--- Start of DATA FOR THIS EXERCISE ---

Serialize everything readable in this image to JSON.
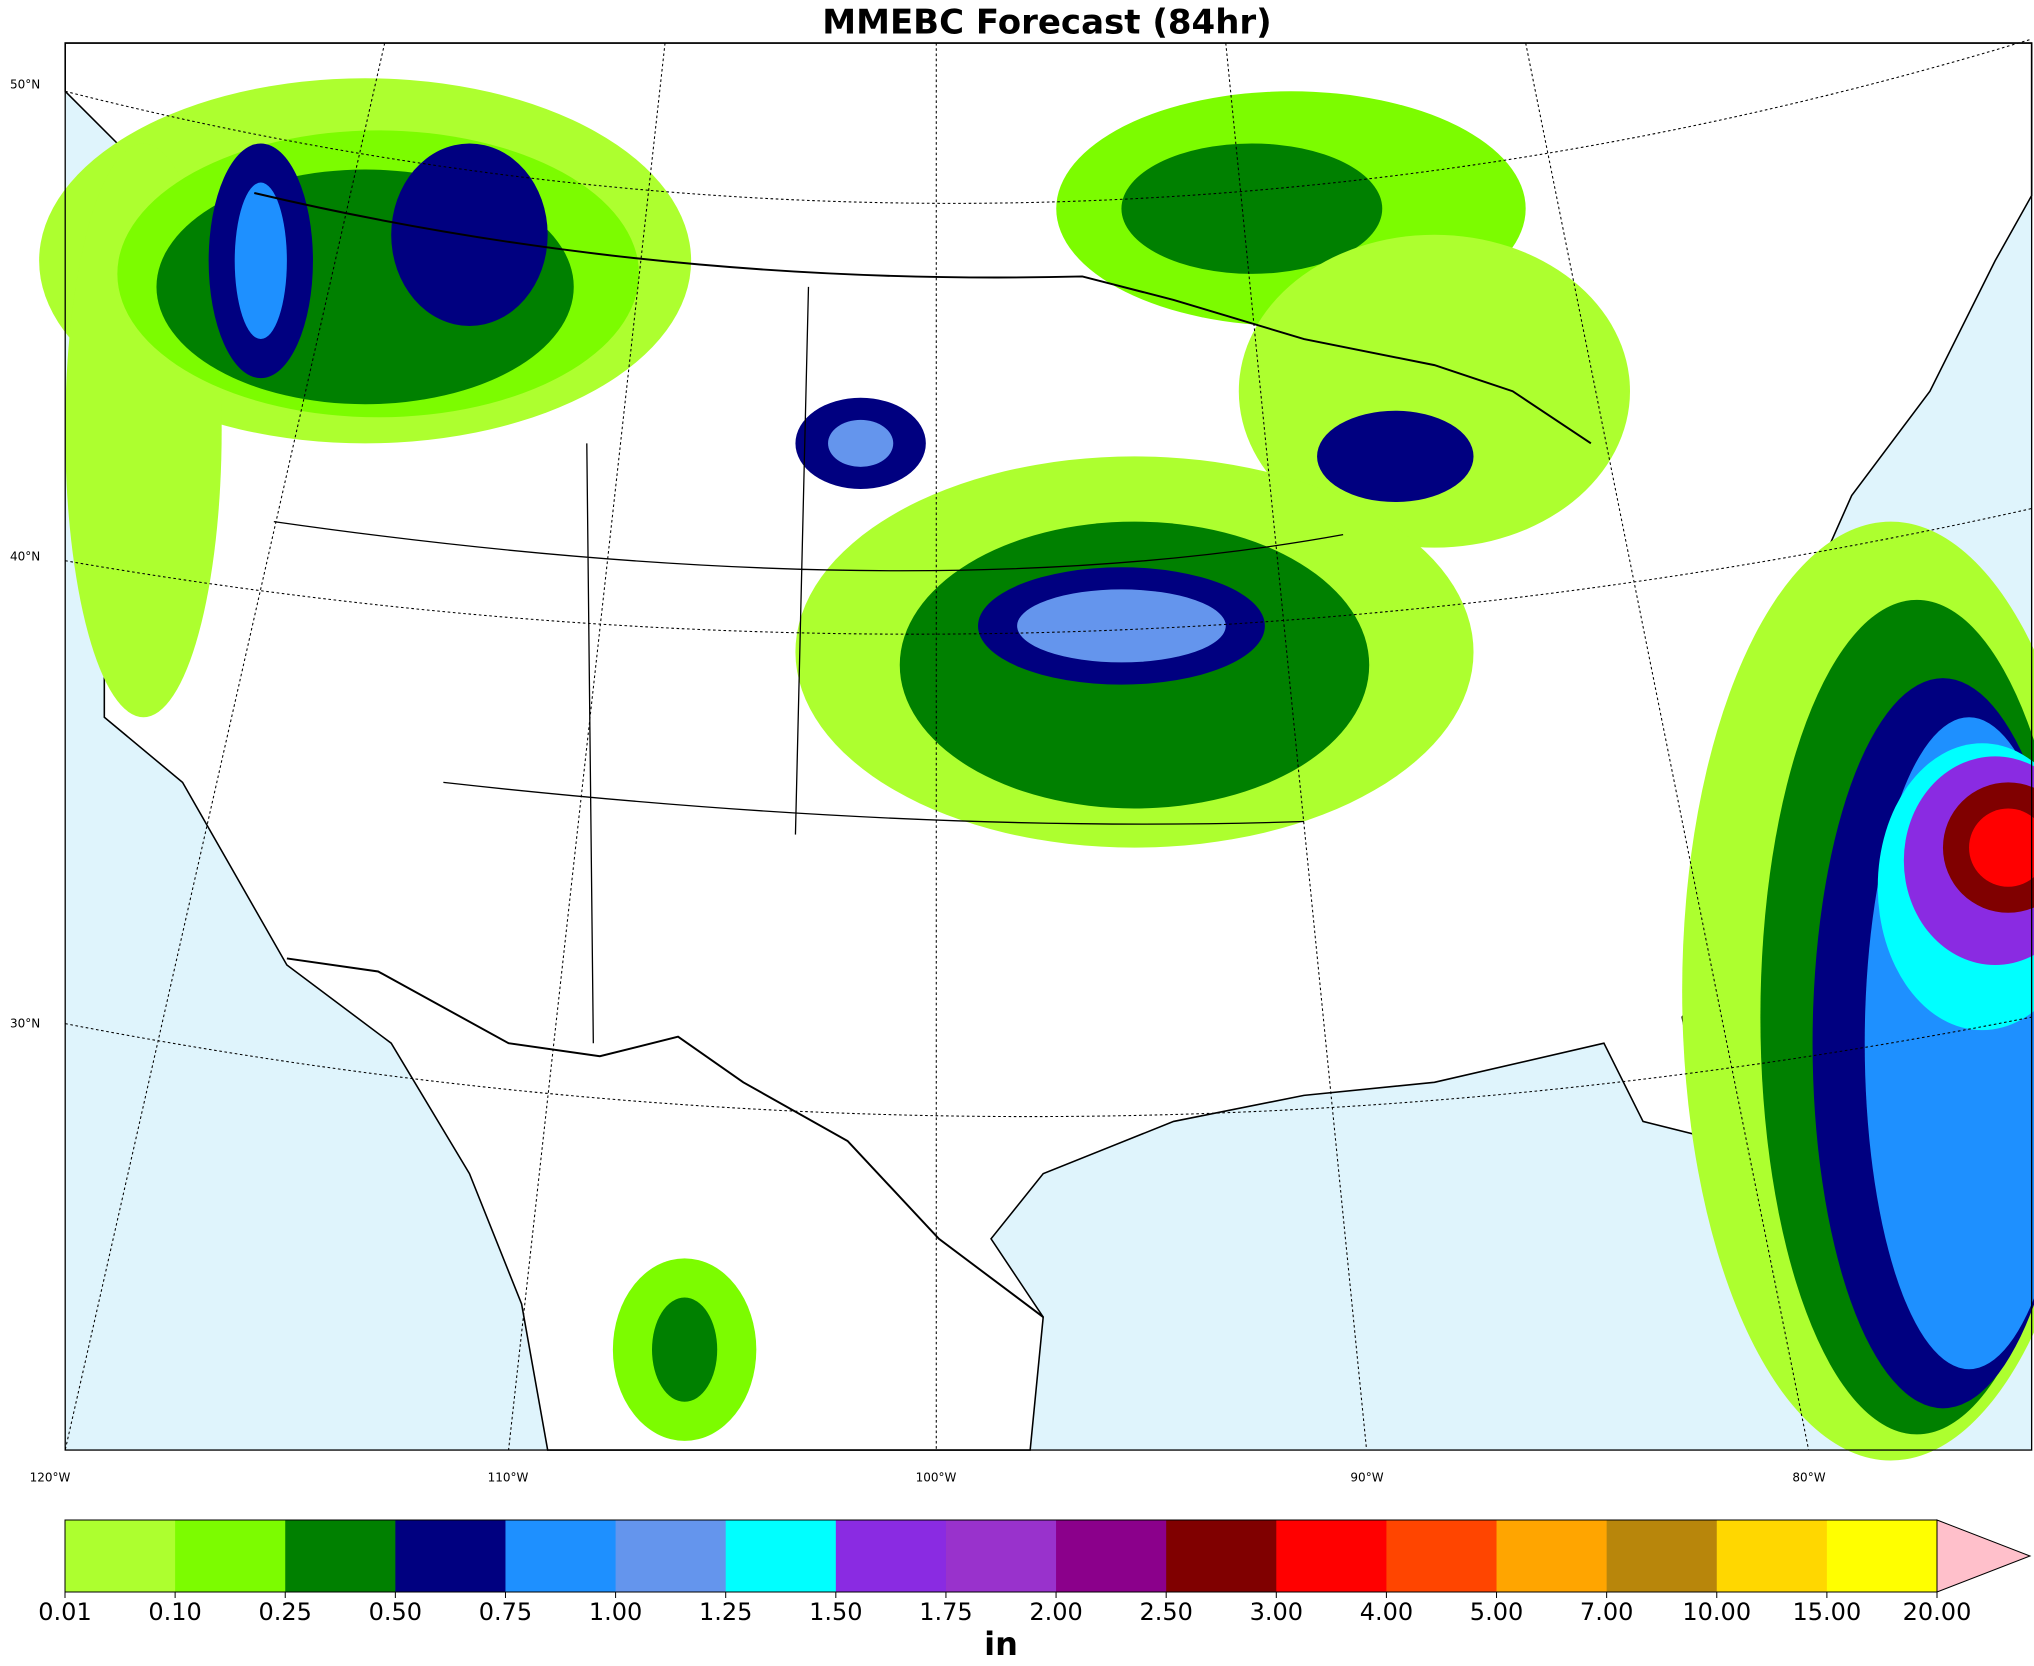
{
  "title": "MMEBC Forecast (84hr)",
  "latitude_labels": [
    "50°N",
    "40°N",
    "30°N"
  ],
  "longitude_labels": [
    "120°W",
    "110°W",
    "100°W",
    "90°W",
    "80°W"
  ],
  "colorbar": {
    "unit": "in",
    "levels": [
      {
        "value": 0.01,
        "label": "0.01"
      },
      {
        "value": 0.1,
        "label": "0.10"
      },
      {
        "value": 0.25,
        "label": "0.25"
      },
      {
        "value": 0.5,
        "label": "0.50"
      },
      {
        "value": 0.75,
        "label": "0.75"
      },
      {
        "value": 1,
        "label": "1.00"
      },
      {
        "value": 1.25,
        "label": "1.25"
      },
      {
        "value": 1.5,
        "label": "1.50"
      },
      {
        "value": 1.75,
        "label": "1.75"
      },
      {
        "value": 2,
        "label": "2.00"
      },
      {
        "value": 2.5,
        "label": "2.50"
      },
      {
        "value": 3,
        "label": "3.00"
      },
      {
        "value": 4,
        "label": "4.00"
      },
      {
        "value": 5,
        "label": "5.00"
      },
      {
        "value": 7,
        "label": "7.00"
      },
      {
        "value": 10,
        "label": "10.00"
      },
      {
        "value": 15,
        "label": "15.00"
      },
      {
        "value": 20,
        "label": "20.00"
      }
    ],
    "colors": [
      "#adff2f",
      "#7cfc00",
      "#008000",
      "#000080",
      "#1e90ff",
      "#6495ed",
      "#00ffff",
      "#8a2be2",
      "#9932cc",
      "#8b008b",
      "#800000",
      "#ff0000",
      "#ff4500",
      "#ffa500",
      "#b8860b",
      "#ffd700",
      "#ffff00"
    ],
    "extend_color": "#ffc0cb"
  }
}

--- End of DATA FOR THIS EXERCISE ---
--- Start of DATA FOR THIS EXERCISE ---

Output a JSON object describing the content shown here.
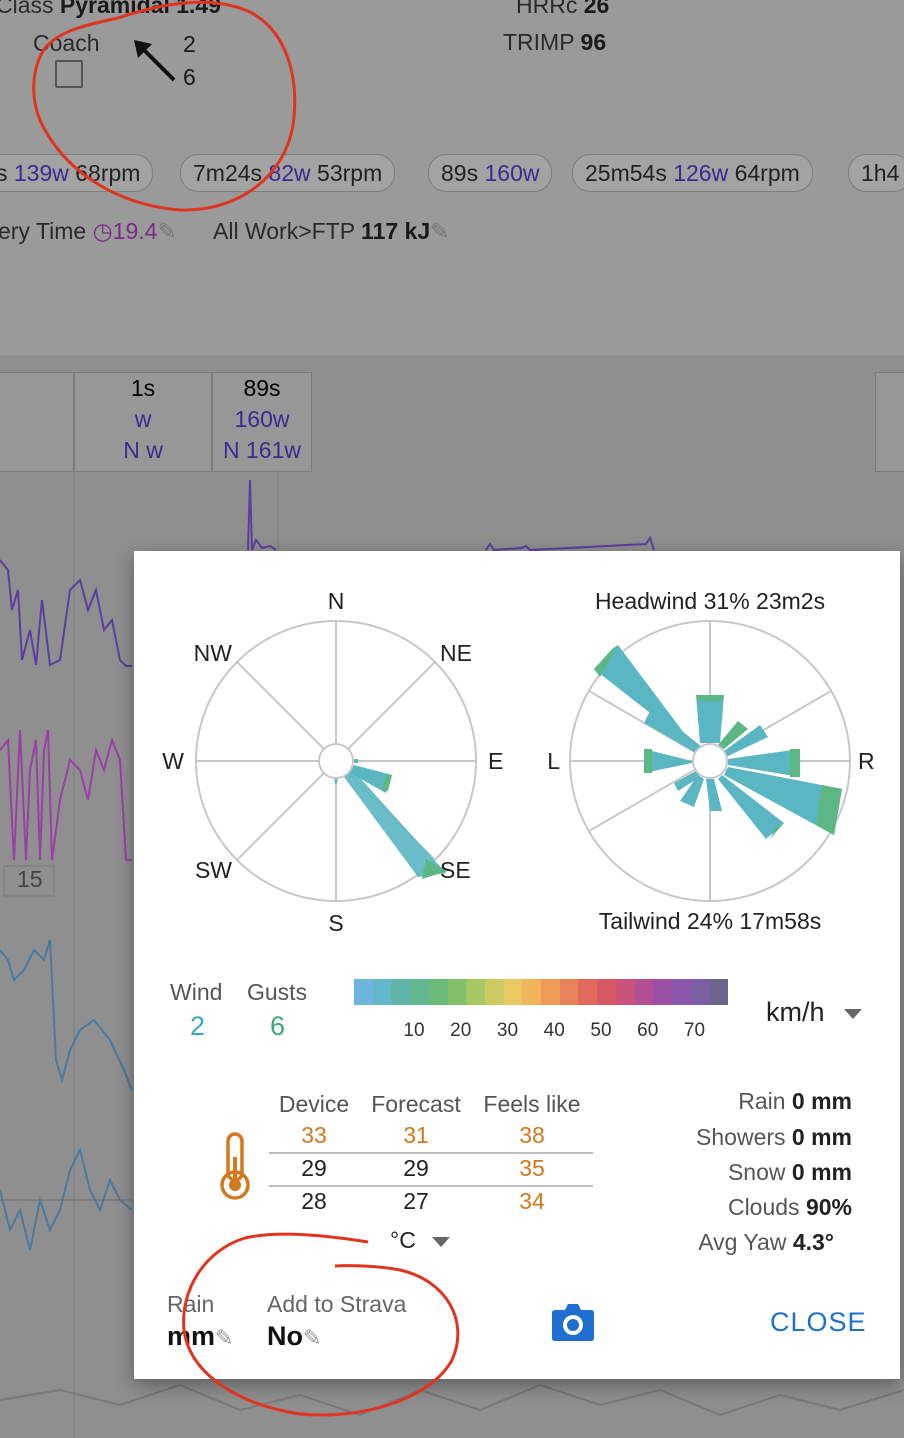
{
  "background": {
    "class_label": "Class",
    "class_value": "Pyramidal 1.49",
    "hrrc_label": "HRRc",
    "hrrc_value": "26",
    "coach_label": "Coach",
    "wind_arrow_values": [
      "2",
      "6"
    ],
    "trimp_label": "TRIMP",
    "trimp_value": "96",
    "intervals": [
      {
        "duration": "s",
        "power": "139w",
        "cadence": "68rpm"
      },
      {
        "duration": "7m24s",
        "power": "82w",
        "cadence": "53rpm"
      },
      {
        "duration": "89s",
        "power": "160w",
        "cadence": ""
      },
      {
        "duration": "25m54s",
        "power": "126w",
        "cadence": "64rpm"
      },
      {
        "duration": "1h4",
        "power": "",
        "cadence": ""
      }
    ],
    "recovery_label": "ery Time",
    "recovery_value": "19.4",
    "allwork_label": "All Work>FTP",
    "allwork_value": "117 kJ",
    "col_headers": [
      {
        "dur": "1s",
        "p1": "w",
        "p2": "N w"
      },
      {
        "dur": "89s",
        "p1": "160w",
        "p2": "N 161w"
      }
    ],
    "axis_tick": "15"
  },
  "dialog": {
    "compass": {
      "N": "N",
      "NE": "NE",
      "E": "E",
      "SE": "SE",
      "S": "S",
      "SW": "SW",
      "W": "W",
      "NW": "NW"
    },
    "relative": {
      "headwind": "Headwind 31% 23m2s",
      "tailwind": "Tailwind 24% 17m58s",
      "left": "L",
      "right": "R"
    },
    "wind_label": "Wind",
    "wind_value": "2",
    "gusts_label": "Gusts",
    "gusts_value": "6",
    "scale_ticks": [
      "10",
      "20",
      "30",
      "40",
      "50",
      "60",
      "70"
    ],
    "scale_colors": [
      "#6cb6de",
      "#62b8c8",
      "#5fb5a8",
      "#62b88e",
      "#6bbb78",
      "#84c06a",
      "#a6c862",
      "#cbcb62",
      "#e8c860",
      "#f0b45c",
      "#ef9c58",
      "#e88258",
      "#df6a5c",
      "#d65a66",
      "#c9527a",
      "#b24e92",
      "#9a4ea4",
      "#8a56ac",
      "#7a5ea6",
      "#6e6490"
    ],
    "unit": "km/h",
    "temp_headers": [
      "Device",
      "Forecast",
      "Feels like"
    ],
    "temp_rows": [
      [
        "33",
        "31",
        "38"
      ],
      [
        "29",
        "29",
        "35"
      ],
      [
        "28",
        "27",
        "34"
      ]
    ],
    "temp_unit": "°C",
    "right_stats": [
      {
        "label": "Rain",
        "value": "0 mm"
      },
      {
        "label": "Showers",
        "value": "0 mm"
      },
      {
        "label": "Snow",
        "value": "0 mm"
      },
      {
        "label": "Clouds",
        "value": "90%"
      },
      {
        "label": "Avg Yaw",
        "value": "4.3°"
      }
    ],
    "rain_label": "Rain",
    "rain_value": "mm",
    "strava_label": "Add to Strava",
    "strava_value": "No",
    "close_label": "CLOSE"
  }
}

--- End of DATA FOR THIS EXERCISE ---

▸ **TASK**: Which lines hold the word "Forecast"? Copy each of them from the records.

▸ **OUTPUT FOR THIS EXERCISE**:
  "title": "MMEBC Forecast (84hr)",
      "Forecast",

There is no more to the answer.